Stored items from a collection
____________
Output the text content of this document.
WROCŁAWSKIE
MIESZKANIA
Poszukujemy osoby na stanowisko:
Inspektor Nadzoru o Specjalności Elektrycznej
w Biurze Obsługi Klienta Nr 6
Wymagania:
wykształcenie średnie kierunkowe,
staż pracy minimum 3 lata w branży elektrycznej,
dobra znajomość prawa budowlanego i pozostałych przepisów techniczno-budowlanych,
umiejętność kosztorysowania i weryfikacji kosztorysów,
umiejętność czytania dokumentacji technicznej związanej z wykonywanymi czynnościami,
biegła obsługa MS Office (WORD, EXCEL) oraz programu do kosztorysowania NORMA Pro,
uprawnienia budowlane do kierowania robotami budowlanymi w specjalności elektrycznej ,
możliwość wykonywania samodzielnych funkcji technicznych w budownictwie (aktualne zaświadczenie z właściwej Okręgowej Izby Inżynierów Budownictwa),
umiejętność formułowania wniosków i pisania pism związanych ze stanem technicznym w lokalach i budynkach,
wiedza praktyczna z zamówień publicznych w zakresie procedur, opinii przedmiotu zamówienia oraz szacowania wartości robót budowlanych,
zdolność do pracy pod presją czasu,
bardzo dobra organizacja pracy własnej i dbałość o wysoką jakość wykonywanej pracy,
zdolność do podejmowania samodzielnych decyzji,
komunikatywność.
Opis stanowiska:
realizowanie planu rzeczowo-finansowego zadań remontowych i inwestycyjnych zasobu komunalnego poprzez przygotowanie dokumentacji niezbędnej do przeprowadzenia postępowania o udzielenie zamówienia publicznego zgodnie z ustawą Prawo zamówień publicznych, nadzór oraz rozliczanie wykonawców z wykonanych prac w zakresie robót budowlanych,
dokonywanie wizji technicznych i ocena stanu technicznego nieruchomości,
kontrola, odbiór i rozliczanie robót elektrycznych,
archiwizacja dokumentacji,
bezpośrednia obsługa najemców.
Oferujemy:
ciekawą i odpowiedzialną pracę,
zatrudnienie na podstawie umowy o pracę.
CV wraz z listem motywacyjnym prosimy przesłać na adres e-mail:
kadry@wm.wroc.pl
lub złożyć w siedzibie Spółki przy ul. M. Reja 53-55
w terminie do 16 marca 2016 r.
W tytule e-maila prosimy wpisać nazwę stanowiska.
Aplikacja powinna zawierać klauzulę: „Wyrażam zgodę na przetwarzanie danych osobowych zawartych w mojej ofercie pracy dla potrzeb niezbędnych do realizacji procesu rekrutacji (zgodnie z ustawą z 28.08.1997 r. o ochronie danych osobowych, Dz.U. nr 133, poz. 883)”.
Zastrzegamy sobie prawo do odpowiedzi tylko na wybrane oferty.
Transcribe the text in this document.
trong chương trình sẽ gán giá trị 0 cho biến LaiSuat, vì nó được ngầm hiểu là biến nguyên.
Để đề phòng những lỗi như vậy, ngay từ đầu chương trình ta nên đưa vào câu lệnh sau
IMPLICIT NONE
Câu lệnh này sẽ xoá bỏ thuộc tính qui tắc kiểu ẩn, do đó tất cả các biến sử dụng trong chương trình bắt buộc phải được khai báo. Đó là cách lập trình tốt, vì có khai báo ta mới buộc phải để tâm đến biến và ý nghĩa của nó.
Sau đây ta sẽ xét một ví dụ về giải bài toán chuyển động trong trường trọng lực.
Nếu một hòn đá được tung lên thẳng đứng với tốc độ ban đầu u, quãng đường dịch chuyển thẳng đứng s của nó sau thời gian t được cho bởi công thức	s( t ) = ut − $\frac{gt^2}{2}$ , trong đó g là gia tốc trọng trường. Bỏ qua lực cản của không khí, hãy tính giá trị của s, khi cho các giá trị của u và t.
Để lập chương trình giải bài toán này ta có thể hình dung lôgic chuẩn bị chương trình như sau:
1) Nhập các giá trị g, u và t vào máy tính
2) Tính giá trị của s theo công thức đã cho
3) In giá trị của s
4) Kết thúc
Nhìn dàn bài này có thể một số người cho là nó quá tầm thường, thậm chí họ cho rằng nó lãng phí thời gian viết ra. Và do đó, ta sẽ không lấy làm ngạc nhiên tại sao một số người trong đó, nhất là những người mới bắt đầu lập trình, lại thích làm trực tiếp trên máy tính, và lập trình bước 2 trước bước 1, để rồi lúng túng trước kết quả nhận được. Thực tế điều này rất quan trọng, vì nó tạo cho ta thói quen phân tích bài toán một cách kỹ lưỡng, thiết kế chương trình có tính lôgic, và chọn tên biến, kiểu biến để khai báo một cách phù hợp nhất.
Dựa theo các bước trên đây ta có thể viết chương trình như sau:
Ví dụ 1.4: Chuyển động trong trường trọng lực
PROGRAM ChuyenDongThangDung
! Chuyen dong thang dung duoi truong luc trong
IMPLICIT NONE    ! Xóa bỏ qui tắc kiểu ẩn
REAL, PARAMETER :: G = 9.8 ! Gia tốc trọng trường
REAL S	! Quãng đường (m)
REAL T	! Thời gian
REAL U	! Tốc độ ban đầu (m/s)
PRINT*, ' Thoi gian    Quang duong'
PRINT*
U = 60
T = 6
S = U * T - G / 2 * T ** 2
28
____________
◆ Directions for this task ◆
Generate an exact reproduction of all entries.

◆ Exercise solution ◆
Output the text content of this document.
WROCŁAWSKIE
MIESZKANIA
Poszukujemy osoby na stanowisko:
Inspektor Nadzoru o Specjalności Elektrycznej
w Biurze Obsługi Klienta Nr 6
Wymagania:
wykształcenie średnie kierunkowe,
staż pracy minimum 3 lata w branży elektrycznej,
dobra znajomość prawa budowlanego i pozostałych przepisów techniczno-budowlanych,
umiejętność kosztorysowania i weryfikacji kosztorysów,
umiejętność czytania dokumentacji technicznej związanej z wykonywanymi czynnościami,
biegła obsługa MS Office (WORD, EXCEL) oraz programu do kosztorysowania NORMA Pro,
uprawnienia budowlane do kierowania robotami budowlanymi w specjalności elektrycznej ,
możliwość wykonywania samodzielnych funkcji technicznych w budownictwie (aktualne zaświadczenie z właściwej Okręgowej Izby Inżynierów Budownictwa),
umiejętność formułowania wniosków i pisania pism związanych ze stanem technicznym w lokalach i budynkach,
wiedza praktyczna z zamówień publicznych w zakresie procedur, opinii przedmiotu zamówienia oraz szacowania wartości robót budowlanych,
zdolność do pracy pod presją czasu,
bardzo dobra organizacja pracy własnej i dbałość o wysoką jakość wykonywanej pracy,
zdolność do podejmowania samodzielnych decyzji,
komunikatywność.
Opis stanowiska:
realizowanie planu rzeczowo-finansowego zadań remontowych i inwestycyjnych zasobu komunalnego poprzez przygotowanie dokumentacji niezbędnej do przeprowadzenia postępowania o udzielenie zamówienia publicznego zgodnie z ustawą Prawo zamówień publicznych, nadzór oraz rozliczanie wykonawców z wykonanych prac w zakresie robót budowlanych,
dokonywanie wizji technicznych i ocena stanu technicznego nieruchomości,
kontrola, odbiór i rozliczanie robót elektrycznych,
archiwizacja dokumentacji,
bezpośrednia obsługa najemców.
Oferujemy:
ciekawą i odpowiedzialną pracę,
zatrudnienie na podstawie umowy o pracę.
CV wraz z listem motywacyjnym prosimy przesłać na adres e-mail:
kadry@wm.wroc.pl
lub złożyć w siedzibie Spółki przy ul. M. Reja 53-55
w terminie do 16 marca 2016 r.
W tytule e-maila prosimy wpisać nazwę stanowiska.
Aplikacja powinna zawierać klauzulę: „Wyrażam zgodę na przetwarzanie danych osobowych zawartych w mojej ofercie pracy dla potrzeb niezbędnych do realizacji procesu rekrutacji (zgodnie z ustawą z 28.08.1997 r. o ochronie danych osobowych, Dz.U. nr 133, poz. 883)”.
Zastrzegamy sobie prawo do odpowiedzi tylko na wybrane oferty.
Transcribe the text in this document.
trong chương trình sẽ gán giá trị 0 cho biến LaiSuat, vì nó được ngầm hiểu là biến nguyên.
Để đề phòng những lỗi như vậy, ngay từ đầu chương trình ta nên đưa vào câu lệnh sau
IMPLICIT NONE
Câu lệnh này sẽ xoá bỏ thuộc tính qui tắc kiểu ẩn, do đó tất cả các biến sử dụng trong chương trình bắt buộc phải được khai báo. Đó là cách lập trình tốt, vì có khai báo ta mới buộc phải để tâm đến biến và ý nghĩa của nó.
Sau đây ta sẽ xét một ví dụ về giải bài toán chuyển động trong trường trọng lực.
Nếu một hòn đá được tung lên thẳng đứng với tốc độ ban đầu u, quãng đường dịch chuyển thẳng đứng s của nó sau thời gian t được cho bởi công thức	s( t ) = ut − $\frac{gt^2}{2}$ , trong đó g là gia tốc trọng trường. Bỏ qua lực cản của không khí, hãy tính giá trị của s, khi cho các giá trị của u và t.
Để lập chương trình giải bài toán này ta có thể hình dung lôgic chuẩn bị chương trình như sau:
1) Nhập các giá trị g, u và t vào máy tính
2) Tính giá trị của s theo công thức đã cho
3) In giá trị của s
4) Kết thúc
Nhìn dàn bài này có thể một số người cho là nó quá tầm thường, thậm chí họ cho rằng nó lãng phí thời gian viết ra. Và do đó, ta sẽ không lấy làm ngạc nhiên tại sao một số người trong đó, nhất là những người mới bắt đầu lập trình, lại thích làm trực tiếp trên máy tính, và lập trình bước 2 trước bước 1, để rồi lúng túng trước kết quả nhận được. Thực tế điều này rất quan trọng, vì nó tạo cho ta thói quen phân tích bài toán một cách kỹ lưỡng, thiết kế chương trình có tính lôgic, và chọn tên biến, kiểu biến để khai báo một cách phù hợp nhất.
Dựa theo các bước trên đây ta có thể viết chương trình như sau:
Ví dụ 1.4: Chuyển động trong trường trọng lực
PROGRAM ChuyenDongThangDung
! Chuyen dong thang dung duoi truong luc trong
IMPLICIT NONE    ! Xóa bỏ qui tắc kiểu ẩn
REAL, PARAMETER :: G = 9.8 ! Gia tốc trọng trường
REAL S	! Quãng đường (m)
REAL T	! Thời gian
REAL U	! Tốc độ ban đầu (m/s)
PRINT*, ' Thoi gian    Quang duong'
PRINT*
U = 60
T = 6
S = U * T - G / 2 * T ** 2
28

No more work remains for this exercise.